WHAT TO PRODUCE:
Copy every line that contains the string "初中化学在线" from the entries below.

EXTRACTED DATA:
▼▼▼
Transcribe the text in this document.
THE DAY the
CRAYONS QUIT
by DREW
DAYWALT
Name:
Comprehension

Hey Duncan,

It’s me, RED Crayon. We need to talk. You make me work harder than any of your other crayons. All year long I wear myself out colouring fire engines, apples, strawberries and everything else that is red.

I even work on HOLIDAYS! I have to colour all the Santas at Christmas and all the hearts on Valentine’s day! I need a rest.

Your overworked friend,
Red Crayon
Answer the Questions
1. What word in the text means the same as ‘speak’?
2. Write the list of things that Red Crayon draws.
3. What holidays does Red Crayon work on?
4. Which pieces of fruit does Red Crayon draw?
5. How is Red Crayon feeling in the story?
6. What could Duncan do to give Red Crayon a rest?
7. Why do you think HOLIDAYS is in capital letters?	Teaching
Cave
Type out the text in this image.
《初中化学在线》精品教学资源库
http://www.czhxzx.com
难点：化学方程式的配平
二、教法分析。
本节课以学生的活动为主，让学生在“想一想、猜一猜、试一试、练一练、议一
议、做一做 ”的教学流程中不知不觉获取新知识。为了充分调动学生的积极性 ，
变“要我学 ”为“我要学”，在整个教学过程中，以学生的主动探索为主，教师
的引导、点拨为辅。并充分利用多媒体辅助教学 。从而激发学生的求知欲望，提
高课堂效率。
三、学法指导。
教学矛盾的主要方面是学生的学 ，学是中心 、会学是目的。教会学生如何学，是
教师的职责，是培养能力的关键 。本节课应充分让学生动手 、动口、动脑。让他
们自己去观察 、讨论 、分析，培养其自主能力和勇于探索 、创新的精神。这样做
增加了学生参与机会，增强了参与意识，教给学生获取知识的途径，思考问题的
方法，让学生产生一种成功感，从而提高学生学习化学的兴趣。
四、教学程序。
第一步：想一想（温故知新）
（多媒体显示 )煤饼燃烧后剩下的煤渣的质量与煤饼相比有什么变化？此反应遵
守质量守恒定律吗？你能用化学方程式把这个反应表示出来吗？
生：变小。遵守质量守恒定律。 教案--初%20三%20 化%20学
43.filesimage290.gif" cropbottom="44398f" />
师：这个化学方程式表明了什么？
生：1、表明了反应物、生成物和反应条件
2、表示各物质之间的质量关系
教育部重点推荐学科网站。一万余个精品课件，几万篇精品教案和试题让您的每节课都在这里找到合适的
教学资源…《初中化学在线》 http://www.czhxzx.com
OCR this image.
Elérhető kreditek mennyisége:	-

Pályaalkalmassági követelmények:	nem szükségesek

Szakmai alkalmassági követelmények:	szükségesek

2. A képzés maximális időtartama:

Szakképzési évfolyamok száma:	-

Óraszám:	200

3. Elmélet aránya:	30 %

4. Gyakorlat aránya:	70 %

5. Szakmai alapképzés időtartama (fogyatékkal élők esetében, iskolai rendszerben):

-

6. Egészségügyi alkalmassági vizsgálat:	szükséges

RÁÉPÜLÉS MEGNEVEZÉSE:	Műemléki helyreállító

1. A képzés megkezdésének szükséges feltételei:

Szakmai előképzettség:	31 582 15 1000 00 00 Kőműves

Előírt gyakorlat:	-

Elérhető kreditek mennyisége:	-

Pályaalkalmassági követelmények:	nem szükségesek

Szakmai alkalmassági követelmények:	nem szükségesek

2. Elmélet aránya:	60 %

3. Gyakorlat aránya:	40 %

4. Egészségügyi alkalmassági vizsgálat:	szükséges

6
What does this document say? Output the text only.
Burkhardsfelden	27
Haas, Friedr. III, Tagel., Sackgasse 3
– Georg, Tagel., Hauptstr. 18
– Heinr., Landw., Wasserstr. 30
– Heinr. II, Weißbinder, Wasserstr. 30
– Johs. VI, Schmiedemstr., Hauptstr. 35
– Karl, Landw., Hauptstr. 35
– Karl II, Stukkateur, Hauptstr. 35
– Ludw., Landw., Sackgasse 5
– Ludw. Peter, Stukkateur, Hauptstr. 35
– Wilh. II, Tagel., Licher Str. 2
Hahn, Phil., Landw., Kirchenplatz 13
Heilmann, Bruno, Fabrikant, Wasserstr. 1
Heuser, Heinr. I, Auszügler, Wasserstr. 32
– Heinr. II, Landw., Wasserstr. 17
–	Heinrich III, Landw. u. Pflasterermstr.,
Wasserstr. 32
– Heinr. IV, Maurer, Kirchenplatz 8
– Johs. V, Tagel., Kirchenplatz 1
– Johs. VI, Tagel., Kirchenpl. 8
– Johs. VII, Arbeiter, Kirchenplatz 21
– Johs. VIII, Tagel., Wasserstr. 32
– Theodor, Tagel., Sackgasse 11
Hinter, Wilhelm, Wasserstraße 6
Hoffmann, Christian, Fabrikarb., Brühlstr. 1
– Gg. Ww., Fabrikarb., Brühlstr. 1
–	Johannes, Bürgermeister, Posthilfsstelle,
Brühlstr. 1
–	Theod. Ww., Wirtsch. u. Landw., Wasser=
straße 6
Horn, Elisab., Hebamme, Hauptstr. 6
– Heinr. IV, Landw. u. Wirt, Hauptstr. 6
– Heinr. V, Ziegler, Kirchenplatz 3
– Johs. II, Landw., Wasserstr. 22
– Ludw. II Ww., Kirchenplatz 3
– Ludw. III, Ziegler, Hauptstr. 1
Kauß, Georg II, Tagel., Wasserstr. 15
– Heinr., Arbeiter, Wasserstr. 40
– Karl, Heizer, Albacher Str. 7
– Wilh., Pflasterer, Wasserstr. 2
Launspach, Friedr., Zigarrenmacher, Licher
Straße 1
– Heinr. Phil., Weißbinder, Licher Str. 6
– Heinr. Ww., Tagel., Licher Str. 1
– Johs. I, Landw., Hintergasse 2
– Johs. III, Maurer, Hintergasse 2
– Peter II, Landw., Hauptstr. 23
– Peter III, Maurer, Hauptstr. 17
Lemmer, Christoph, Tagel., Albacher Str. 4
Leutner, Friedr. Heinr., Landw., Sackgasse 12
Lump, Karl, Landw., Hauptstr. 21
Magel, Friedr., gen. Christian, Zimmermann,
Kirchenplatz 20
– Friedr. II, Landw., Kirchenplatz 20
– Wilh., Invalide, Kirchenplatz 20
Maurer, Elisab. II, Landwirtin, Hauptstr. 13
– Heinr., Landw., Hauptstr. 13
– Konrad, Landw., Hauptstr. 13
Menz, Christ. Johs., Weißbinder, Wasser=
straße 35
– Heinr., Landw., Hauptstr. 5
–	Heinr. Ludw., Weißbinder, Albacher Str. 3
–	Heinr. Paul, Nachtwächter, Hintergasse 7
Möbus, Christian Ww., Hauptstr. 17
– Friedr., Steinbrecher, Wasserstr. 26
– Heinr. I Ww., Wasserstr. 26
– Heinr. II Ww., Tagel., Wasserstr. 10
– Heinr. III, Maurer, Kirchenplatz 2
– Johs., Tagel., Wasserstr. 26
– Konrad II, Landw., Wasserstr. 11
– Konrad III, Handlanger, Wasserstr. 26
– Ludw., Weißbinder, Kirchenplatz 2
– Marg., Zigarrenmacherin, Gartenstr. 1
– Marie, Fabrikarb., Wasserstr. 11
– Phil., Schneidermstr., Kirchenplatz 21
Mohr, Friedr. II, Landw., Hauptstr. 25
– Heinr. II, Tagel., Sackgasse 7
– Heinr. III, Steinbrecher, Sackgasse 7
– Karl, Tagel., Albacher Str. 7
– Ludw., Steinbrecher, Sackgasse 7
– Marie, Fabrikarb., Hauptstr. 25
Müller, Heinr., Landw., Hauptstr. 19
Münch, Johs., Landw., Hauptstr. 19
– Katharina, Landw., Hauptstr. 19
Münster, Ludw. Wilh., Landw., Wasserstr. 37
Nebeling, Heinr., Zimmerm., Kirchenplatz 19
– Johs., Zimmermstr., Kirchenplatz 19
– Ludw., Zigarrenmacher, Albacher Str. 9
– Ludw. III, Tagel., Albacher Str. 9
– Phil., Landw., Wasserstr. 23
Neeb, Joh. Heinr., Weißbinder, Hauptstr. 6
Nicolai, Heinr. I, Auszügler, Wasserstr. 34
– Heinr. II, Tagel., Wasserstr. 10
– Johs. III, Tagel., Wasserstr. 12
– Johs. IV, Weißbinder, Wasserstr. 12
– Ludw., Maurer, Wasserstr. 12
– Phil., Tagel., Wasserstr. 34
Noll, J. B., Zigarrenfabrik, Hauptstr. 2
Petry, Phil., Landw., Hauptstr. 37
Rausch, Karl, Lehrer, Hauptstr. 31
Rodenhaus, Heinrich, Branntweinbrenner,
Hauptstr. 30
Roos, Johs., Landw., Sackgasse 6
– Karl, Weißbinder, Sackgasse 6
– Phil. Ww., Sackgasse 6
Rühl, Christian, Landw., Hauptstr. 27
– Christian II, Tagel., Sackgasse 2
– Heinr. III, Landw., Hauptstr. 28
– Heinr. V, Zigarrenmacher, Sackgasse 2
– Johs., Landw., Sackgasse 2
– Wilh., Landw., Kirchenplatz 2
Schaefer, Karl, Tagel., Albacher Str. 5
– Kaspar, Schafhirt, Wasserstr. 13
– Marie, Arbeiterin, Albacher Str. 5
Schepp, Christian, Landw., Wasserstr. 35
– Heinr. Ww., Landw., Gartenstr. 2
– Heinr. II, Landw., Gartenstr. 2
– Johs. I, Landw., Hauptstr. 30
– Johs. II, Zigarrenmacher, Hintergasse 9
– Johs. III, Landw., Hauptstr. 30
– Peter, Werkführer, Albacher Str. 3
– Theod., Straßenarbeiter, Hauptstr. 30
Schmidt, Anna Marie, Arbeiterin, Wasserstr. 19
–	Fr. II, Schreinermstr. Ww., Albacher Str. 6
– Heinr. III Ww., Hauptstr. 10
▲▲▲
EXERCISE RESULT:
《初中化学在线》精品教学资源库
教学资源…《初中化学在线》 http://www.czhxzx.com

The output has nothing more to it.